| Given task |
Pick out each line below containing "Destinations".

┄┄┄┄┄┄

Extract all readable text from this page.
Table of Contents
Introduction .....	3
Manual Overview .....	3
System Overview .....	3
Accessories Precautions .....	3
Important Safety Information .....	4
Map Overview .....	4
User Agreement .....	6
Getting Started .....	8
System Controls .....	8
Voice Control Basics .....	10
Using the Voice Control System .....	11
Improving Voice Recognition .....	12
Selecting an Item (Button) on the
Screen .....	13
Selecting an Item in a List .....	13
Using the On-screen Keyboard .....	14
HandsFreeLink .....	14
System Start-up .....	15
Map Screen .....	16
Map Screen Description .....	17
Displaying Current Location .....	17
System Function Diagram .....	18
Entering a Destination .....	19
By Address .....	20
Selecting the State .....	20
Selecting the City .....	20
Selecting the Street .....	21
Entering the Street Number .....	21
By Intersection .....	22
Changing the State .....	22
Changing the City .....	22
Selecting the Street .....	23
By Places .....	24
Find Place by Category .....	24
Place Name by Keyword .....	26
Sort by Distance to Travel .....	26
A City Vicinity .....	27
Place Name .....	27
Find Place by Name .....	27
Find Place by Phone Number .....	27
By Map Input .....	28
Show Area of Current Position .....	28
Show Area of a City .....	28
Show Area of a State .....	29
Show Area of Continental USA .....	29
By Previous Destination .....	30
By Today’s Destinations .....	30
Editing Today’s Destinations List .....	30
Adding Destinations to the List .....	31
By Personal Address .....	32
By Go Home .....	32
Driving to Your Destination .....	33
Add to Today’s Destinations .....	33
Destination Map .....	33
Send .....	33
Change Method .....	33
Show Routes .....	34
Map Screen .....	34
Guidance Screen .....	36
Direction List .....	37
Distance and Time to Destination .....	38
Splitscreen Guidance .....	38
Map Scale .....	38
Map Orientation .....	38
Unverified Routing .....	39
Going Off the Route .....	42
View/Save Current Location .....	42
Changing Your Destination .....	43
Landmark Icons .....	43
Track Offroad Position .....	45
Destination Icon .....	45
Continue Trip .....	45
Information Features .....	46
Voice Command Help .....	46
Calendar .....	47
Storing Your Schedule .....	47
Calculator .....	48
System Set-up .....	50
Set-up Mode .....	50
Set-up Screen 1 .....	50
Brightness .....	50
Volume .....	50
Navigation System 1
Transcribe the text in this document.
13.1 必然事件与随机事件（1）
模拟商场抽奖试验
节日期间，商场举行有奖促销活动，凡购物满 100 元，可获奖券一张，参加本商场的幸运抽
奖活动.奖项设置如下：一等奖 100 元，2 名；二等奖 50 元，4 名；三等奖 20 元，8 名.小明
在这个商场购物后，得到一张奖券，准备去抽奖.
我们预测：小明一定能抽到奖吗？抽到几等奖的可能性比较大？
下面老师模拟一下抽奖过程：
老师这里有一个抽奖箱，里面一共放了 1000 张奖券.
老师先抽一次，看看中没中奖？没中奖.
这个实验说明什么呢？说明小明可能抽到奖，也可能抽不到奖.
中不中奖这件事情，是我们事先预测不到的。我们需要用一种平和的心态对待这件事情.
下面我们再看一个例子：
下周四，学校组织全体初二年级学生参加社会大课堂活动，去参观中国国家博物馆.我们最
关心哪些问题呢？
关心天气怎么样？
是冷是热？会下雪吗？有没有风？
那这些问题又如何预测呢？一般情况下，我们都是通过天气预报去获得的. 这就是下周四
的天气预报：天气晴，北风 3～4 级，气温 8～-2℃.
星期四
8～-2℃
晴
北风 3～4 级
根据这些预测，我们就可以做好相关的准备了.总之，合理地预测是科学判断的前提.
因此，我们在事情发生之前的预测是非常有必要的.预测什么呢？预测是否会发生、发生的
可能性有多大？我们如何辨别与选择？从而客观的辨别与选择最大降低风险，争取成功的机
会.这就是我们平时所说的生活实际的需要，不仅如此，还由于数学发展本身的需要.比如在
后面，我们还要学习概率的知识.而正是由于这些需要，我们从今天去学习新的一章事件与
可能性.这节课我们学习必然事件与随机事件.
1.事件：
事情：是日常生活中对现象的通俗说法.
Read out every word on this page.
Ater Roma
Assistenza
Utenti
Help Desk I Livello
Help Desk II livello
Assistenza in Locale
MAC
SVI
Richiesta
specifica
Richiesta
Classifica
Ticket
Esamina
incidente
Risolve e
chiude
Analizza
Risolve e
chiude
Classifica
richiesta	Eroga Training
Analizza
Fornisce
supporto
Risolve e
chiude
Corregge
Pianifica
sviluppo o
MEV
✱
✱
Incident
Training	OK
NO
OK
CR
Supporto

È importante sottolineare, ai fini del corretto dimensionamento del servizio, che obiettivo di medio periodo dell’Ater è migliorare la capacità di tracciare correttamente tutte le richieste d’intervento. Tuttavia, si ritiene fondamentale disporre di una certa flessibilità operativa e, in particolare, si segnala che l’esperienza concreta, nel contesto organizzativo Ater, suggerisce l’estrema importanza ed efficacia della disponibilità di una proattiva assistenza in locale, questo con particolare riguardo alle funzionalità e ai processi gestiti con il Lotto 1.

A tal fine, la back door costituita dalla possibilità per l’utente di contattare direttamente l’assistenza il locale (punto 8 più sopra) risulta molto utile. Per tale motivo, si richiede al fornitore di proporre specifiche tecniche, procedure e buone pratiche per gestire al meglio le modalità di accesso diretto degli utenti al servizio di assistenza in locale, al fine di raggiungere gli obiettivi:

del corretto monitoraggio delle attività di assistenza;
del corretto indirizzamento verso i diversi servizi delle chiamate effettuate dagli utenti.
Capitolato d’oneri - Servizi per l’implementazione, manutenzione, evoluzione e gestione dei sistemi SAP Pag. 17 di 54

┄┄┄┄┄┄

| Response to this task |
By Today’s Destinations .....	30
Editing Today’s Destinations List .....	30
Adding Destinations to the List .....	31
Add to Today’s Destinations .....	33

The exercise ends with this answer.